## Prompt
Exact repetition of every entry is required.

Stored items from a collection:
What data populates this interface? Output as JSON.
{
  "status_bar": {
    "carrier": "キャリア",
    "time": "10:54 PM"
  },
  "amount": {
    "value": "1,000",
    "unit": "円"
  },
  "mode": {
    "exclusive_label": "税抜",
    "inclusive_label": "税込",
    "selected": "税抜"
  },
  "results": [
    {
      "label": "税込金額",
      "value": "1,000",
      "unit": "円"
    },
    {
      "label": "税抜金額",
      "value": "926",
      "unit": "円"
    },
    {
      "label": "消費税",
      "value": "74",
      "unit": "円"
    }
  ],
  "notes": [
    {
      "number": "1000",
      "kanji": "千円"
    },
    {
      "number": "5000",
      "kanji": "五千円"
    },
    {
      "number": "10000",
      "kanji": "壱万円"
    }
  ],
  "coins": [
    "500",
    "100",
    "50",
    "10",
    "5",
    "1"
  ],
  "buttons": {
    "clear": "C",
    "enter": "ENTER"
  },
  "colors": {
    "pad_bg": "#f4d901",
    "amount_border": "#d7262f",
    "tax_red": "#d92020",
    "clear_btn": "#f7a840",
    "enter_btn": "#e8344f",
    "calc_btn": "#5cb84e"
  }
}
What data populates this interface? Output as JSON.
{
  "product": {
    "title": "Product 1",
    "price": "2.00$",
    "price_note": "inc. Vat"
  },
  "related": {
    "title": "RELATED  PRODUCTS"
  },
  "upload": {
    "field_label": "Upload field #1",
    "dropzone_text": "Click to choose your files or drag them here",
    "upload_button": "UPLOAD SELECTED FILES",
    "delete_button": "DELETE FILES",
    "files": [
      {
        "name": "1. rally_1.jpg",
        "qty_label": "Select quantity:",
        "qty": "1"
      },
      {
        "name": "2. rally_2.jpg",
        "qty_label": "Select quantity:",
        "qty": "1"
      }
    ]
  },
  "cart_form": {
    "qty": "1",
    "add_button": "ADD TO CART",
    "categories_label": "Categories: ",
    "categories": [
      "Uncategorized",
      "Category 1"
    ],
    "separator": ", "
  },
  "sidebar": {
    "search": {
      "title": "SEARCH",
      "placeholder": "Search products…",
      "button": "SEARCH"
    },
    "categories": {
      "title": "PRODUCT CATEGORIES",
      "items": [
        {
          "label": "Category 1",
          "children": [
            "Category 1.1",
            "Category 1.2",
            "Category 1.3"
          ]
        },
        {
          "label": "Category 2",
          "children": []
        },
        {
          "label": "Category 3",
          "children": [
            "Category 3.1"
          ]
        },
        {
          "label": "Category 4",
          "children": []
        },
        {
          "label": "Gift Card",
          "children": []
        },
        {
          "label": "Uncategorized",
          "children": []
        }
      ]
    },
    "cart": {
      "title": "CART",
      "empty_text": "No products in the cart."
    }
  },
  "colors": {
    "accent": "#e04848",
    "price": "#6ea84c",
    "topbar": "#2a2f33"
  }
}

## Correct answer
What data populates this interface? Output as JSON.
{
  "status_bar": {
    "carrier": "キャリア",
    "time": "10:54 PM"
  },
  "amount": {
    "value": "1,000",
    "unit": "円"
  },
  "mode": {
    "exclusive_label": "税抜",
    "inclusive_label": "税込",
    "selected": "税抜"
  },
  "results": [
    {
      "label": "税込金額",
      "value": "1,000",
      "unit": "円"
    },
    {
      "label": "税抜金額",
      "value": "926",
      "unit": "円"
    },
    {
      "label": "消費税",
      "value": "74",
      "unit": "円"
    }
  ],
  "notes": [
    {
      "number": "1000",
      "kanji": "千円"
    },
    {
      "number": "5000",
      "kanji": "五千円"
    },
    {
      "number": "10000",
      "kanji": "壱万円"
    }
  ],
  "coins": [
    "500",
    "100",
    "50",
    "10",
    "5",
    "1"
  ],
  "buttons": {
    "clear": "C",
    "enter": "ENTER"
  },
  "colors": {
    "pad_bg": "#f4d901",
    "amount_border": "#d7262f",
    "tax_red": "#d92020",
    "clear_btn": "#f7a840",
    "enter_btn": "#e8344f",
    "calc_btn": "#5cb84e"
  }
}
What data populates this interface? Output as JSON.
{
  "product": {
    "title": "Product 1",
    "price": "2.00$",
    "price_note": "inc. Vat"
  },
  "related": {
    "title": "RELATED  PRODUCTS"
  },
  "upload": {
    "field_label": "Upload field #1",
    "dropzone_text": "Click to choose your files or drag them here",
    "upload_button": "UPLOAD SELECTED FILES",
    "delete_button": "DELETE FILES",
    "files": [
      {
        "name": "1. rally_1.jpg",
        "qty_label": "Select quantity:",
        "qty": "1"
      },
      {
        "name": "2. rally_2.jpg",
        "qty_label": "Select quantity:",
        "qty": "1"
      }
    ]
  },
  "cart_form": {
    "qty": "1",
    "add_button": "ADD TO CART",
    "categories_label": "Categories: ",
    "categories": [
      "Uncategorized",
      "Category 1"
    ],
    "separator": ", "
  },
  "sidebar": {
    "search": {
      "title": "SEARCH",
      "placeholder": "Search products…",
      "button": "SEARCH"
    },
    "categories": {
      "title": "PRODUCT CATEGORIES",
      "items": [
        {
          "label": "Category 1",
          "children": [
            "Category 1.1",
            "Category 1.2",
            "Category 1.3"
          ]
        },
        {
          "label": "Category 2",
          "children": []
        },
        {
          "label": "Category 3",
          "children": [
            "Category 3.1"
          ]
        },
        {
          "label": "Category 4",
          "children": []
        },
        {
          "label": "Gift Card",
          "children": []
        },
        {
          "label": "Uncategorized",
          "children": []
        }
      ]
    },
    "cart": {
      "title": "CART",
      "empty_text": "No products in the cart."
    }
  },
  "colors": {
    "accent": "#e04848",
    "price": "#6ea84c",
    "topbar": "#2a2f33"
  }
}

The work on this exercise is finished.